> EXERCISE DATA:
________________________________________

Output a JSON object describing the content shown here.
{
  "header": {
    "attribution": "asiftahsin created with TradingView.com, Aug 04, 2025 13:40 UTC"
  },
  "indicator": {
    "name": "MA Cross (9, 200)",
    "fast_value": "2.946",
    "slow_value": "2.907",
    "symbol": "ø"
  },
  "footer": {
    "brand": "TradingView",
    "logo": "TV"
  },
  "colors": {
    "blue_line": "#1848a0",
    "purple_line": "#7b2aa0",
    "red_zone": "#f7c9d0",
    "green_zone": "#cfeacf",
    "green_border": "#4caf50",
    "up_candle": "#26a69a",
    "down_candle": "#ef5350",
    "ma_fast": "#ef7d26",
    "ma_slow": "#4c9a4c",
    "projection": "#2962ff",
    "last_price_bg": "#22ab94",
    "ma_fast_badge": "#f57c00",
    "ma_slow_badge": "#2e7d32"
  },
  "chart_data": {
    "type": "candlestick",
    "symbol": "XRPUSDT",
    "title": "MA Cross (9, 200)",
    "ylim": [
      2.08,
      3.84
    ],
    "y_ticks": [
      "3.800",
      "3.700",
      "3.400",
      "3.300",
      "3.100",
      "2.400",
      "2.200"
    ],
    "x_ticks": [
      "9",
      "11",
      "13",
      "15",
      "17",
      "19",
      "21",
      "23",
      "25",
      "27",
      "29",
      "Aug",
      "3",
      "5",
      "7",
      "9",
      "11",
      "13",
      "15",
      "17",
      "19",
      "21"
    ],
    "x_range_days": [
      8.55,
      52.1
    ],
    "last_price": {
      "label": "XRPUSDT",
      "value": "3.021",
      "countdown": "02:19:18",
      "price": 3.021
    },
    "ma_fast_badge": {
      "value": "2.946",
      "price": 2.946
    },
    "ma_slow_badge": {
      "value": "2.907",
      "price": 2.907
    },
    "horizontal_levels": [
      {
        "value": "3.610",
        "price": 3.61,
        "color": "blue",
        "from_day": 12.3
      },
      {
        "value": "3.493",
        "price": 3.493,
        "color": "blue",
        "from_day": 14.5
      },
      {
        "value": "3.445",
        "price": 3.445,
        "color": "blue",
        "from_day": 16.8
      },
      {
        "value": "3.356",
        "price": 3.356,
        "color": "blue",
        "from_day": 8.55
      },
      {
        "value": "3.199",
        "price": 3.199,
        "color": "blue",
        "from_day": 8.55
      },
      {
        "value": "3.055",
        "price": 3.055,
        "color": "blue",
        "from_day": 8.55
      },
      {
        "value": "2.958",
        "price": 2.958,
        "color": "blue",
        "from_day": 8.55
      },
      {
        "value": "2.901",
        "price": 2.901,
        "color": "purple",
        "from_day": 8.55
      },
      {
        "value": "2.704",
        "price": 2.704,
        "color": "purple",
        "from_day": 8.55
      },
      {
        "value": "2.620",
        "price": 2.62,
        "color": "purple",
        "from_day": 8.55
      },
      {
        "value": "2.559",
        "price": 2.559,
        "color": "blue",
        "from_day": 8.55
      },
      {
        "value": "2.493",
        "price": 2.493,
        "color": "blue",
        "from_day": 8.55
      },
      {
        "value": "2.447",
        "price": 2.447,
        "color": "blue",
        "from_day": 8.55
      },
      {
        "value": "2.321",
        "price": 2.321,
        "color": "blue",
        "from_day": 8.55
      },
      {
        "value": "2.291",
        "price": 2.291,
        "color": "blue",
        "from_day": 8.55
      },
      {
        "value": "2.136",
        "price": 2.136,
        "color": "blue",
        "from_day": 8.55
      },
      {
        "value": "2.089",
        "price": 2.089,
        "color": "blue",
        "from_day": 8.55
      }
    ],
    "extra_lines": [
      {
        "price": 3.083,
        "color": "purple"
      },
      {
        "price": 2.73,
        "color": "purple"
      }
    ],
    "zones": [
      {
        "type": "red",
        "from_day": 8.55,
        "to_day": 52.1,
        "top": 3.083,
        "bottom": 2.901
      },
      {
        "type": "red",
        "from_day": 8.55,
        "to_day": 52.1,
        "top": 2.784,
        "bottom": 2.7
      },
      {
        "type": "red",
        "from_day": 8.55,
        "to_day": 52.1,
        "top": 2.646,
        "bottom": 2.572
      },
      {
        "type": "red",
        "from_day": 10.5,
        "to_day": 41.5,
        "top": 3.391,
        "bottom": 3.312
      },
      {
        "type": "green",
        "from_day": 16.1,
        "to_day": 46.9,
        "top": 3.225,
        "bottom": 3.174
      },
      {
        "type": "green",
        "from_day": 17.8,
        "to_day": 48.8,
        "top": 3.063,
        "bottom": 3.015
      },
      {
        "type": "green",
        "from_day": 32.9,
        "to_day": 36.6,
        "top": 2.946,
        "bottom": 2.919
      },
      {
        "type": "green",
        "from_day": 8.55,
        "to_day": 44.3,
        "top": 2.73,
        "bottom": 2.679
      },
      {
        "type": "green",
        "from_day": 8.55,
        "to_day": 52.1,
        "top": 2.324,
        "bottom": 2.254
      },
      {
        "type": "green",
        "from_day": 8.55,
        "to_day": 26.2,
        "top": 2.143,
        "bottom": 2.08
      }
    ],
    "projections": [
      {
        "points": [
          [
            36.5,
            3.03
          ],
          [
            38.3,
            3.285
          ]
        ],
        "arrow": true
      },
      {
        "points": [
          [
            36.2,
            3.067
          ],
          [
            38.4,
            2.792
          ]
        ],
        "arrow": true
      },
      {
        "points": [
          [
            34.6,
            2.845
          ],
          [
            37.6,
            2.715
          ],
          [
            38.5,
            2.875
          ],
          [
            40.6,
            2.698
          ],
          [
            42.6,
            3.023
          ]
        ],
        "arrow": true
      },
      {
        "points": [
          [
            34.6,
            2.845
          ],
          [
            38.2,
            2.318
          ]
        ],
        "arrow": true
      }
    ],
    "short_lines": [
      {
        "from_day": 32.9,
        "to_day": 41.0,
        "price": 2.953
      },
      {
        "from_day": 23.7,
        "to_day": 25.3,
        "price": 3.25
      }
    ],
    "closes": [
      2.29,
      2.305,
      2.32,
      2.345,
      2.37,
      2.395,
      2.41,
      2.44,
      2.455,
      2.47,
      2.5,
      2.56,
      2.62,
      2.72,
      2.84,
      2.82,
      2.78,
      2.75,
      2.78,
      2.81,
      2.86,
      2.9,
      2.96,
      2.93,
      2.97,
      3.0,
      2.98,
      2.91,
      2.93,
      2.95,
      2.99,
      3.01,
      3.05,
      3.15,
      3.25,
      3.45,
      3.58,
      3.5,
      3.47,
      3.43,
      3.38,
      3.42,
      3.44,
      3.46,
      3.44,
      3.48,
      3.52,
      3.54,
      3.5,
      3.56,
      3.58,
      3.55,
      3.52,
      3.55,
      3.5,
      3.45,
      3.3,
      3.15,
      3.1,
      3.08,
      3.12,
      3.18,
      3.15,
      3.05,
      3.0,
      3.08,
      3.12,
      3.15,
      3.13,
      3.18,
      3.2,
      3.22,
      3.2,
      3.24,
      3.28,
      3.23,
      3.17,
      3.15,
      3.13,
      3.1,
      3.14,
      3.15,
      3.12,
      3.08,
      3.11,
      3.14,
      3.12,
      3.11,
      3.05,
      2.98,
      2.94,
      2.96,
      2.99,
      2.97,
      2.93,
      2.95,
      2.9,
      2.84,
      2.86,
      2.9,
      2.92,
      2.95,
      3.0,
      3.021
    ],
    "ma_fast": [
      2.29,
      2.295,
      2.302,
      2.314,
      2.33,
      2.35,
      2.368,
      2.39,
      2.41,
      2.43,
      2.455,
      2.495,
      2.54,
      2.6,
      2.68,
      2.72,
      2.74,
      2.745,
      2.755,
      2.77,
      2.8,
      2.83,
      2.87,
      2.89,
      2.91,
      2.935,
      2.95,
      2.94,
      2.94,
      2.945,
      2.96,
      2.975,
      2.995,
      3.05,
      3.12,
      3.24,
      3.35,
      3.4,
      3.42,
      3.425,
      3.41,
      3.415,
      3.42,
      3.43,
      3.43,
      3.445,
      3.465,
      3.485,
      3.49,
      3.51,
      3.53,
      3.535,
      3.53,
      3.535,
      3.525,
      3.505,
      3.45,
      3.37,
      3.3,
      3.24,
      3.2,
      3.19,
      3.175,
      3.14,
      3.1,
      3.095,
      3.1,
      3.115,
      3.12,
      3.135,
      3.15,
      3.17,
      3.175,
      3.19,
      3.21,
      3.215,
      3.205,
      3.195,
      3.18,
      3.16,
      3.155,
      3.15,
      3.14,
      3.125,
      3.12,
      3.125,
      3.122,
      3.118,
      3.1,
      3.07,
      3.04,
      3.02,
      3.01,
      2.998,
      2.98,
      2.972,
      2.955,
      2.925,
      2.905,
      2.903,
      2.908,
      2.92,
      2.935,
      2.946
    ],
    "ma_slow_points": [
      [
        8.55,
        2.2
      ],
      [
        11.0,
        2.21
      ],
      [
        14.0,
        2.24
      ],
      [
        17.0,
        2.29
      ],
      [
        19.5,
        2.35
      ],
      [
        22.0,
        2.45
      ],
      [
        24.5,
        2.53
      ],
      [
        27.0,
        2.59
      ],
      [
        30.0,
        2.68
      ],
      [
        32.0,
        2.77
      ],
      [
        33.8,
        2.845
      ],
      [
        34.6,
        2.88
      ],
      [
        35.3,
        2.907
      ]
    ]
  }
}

________________________________________

> PROBLEM TO SOLVE: Which lines include the word "TradingView"? List them all.

> FULL ANSWER:
    "attribution": "asiftahsin created with TradingView.com, Aug 04, 2025 13:40 UTC"
    "brand": "TradingView",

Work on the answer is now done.